--- begin ---

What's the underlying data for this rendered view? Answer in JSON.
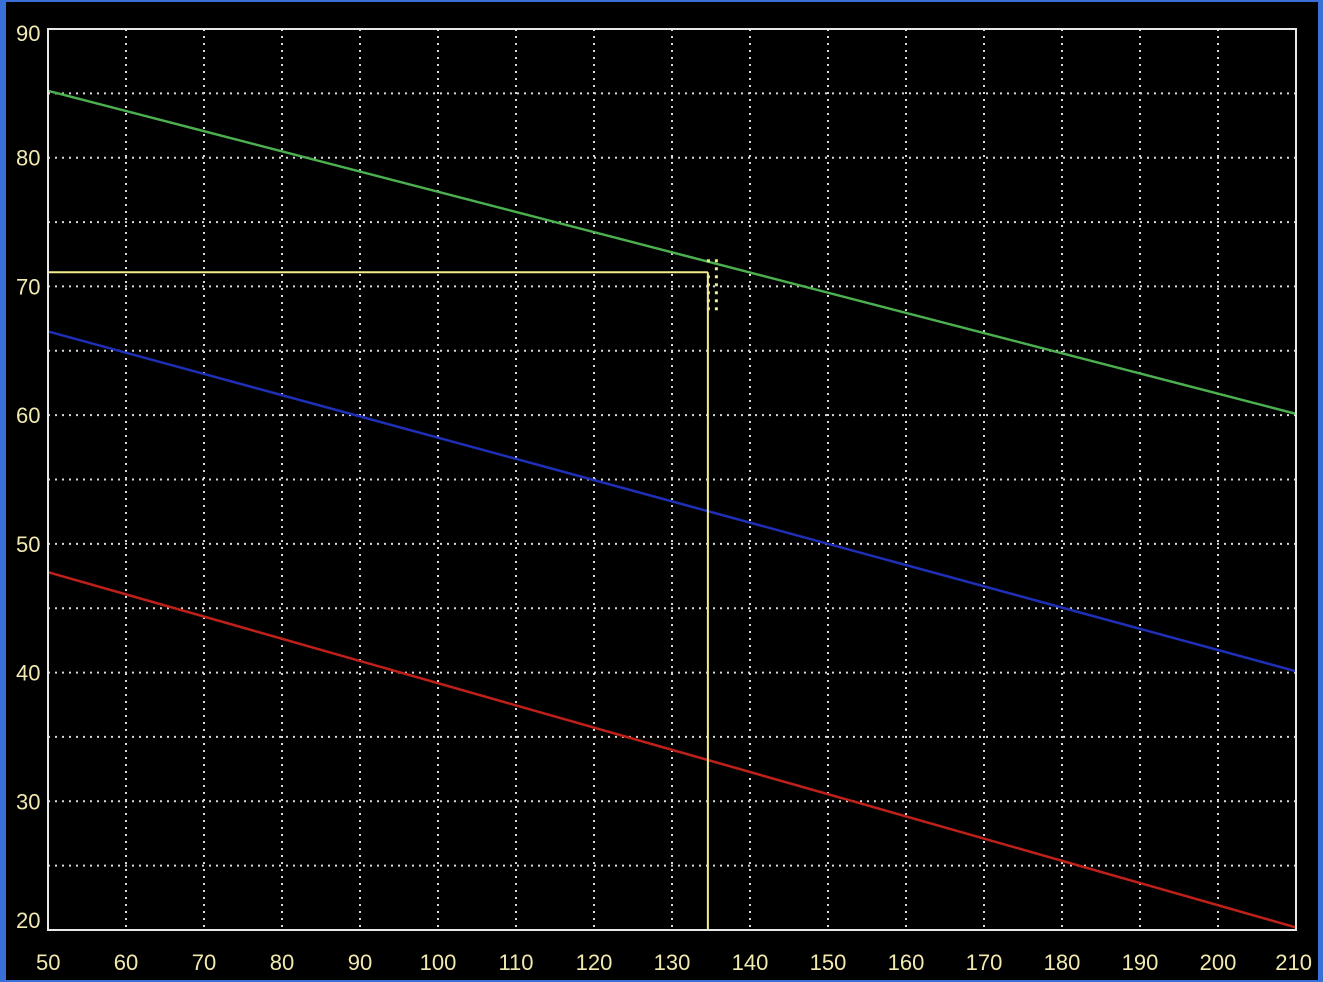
{
  "chart_data": {
    "type": "line",
    "title": "",
    "xlabel": "",
    "ylabel": "",
    "xlim": [
      50,
      210
    ],
    "ylim": [
      20,
      90
    ],
    "x_ticks": [
      50,
      60,
      70,
      80,
      90,
      100,
      110,
      120,
      130,
      140,
      150,
      160,
      170,
      180,
      190,
      200,
      210
    ],
    "y_ticks": [
      20,
      30,
      40,
      50,
      60,
      70,
      80,
      90
    ],
    "x_tick_labels": [
      "50",
      "60",
      "70",
      "80",
      "90",
      "100",
      "110",
      "120",
      "130",
      "140",
      "150",
      "160",
      "170",
      "180",
      "190",
      "200",
      "210"
    ],
    "y_tick_labels": [
      "20",
      "30",
      "40",
      "50",
      "60",
      "70",
      "80",
      "90"
    ],
    "grid": true,
    "grid_style": "dotted",
    "legend": "none",
    "series": [
      {
        "color": "#4caf50",
        "x": [
          50,
          210
        ],
        "y": [
          85.2,
          60.1
        ]
      },
      {
        "color": "#1f2fb8",
        "x": [
          50,
          210
        ],
        "y": [
          66.5,
          40.1
        ]
      },
      {
        "color": "#c0201a",
        "x": [
          50,
          210
        ],
        "y": [
          47.8,
          20.2
        ]
      }
    ],
    "cursor": {
      "color": "#f3ec8a",
      "x": 134.6,
      "y": 71.1
    },
    "colors": {
      "background": "#000000",
      "plot_border": "#e8e8e8",
      "grid": "#d8d8d8",
      "tick_text": "#f2e9b0",
      "window_border": "#3a6fd8"
    }
  }
}
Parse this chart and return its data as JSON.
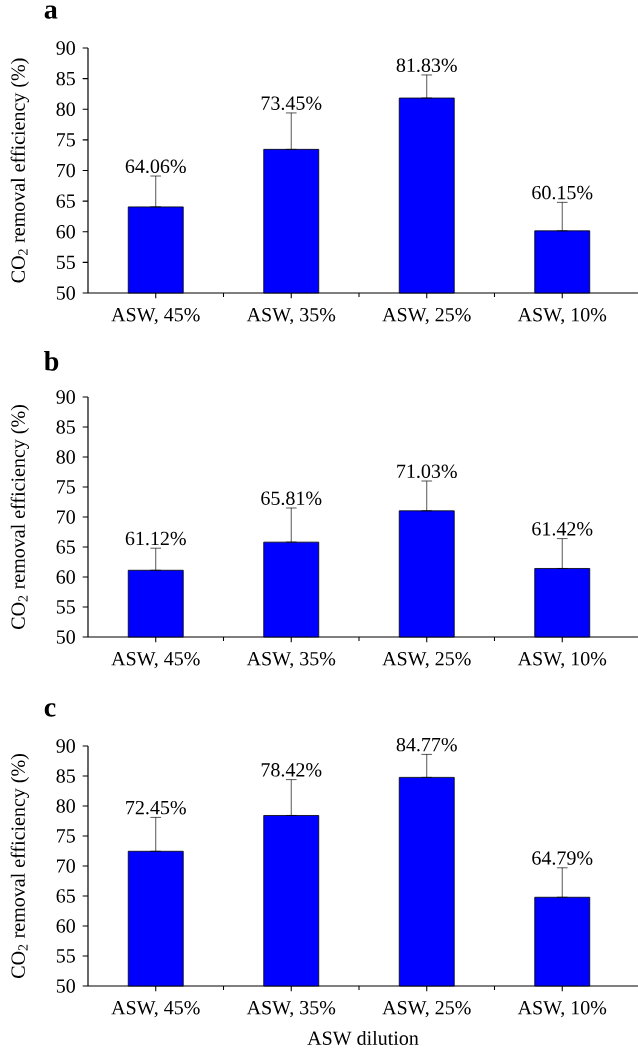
{
  "chart_data": [
    {
      "type": "bar",
      "title": "a",
      "ylabel": "CO$_{2}$ removal efficiency (%)",
      "categories": [
        "ASW, 45%",
        "ASW, 35%",
        "ASW, 25%",
        "ASW, 10%"
      ],
      "values": [
        64.06,
        73.45,
        81.83,
        60.15
      ],
      "errors": [
        [
          64.06,
          69.1
        ],
        [
          73.45,
          79.4
        ],
        [
          81.83,
          85.6
        ],
        [
          60.15,
          64.8
        ]
      ],
      "value_labels": [
        "64.06%",
        "73.45%",
        "81.83%",
        "60.15%"
      ],
      "color": "#0000ff",
      "ylim": [
        50,
        90
      ],
      "yticks": [
        50,
        55,
        60,
        65,
        70,
        75,
        80,
        85,
        90
      ]
    },
    {
      "type": "bar",
      "title": "b",
      "ylabel": "CO$_{2}$ removal efficiency (%)",
      "categories": [
        "ASW, 45%",
        "ASW, 35%",
        "ASW, 25%",
        "ASW, 10%"
      ],
      "values": [
        61.12,
        65.81,
        71.03,
        61.42
      ],
      "errors": [
        [
          61.12,
          64.8
        ],
        [
          65.81,
          71.5
        ],
        [
          71.03,
          76.0
        ],
        [
          61.42,
          66.4
        ]
      ],
      "value_labels": [
        "61.12%",
        "65.81%",
        "71.03%",
        "61.42%"
      ],
      "color": "#0000ff",
      "ylim": [
        50,
        90
      ],
      "yticks": [
        50,
        55,
        60,
        65,
        70,
        75,
        80,
        85,
        90
      ]
    },
    {
      "type": "bar",
      "title": "c",
      "xlabel": "ASW dilution",
      "ylabel": "CO$_{2}$ removal efficiency (%)",
      "categories": [
        "ASW, 45%",
        "ASW, 35%",
        "ASW, 25%",
        "ASW, 10%"
      ],
      "values": [
        72.45,
        78.42,
        84.77,
        64.79
      ],
      "errors": [
        [
          72.45,
          78.1
        ],
        [
          78.42,
          84.4
        ],
        [
          84.77,
          88.6
        ],
        [
          64.79,
          69.7
        ]
      ],
      "value_labels": [
        "72.45%",
        "78.42%",
        "84.77%",
        "64.79%"
      ],
      "color": "#0000ff",
      "ylim": [
        50,
        90
      ],
      "yticks": [
        50,
        55,
        60,
        65,
        70,
        75,
        80,
        85,
        90
      ]
    }
  ]
}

--- end ---

The word "JSON" may appear on some lines. Report how many lines hold it, giving the number alone.

2